- Instructions for the task
Pull each line holding "refresh" out of the entries below.

- Source material
▼▼▼

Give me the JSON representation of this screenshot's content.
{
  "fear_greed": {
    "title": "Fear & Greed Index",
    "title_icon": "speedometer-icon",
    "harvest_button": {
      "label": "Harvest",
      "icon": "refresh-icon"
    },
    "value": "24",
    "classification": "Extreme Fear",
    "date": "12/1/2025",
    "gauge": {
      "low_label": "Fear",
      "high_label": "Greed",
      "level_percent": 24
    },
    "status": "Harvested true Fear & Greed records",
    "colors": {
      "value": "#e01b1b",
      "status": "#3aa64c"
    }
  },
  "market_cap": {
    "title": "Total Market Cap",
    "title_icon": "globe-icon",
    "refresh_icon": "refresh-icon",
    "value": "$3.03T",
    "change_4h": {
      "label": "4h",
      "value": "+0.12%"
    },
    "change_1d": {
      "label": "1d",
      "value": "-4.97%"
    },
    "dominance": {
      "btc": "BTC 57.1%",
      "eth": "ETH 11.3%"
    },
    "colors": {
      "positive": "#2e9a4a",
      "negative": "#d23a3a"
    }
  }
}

▲▲▲

- Full response
      "icon": "refresh-icon"
    "refresh_icon": "refresh-icon",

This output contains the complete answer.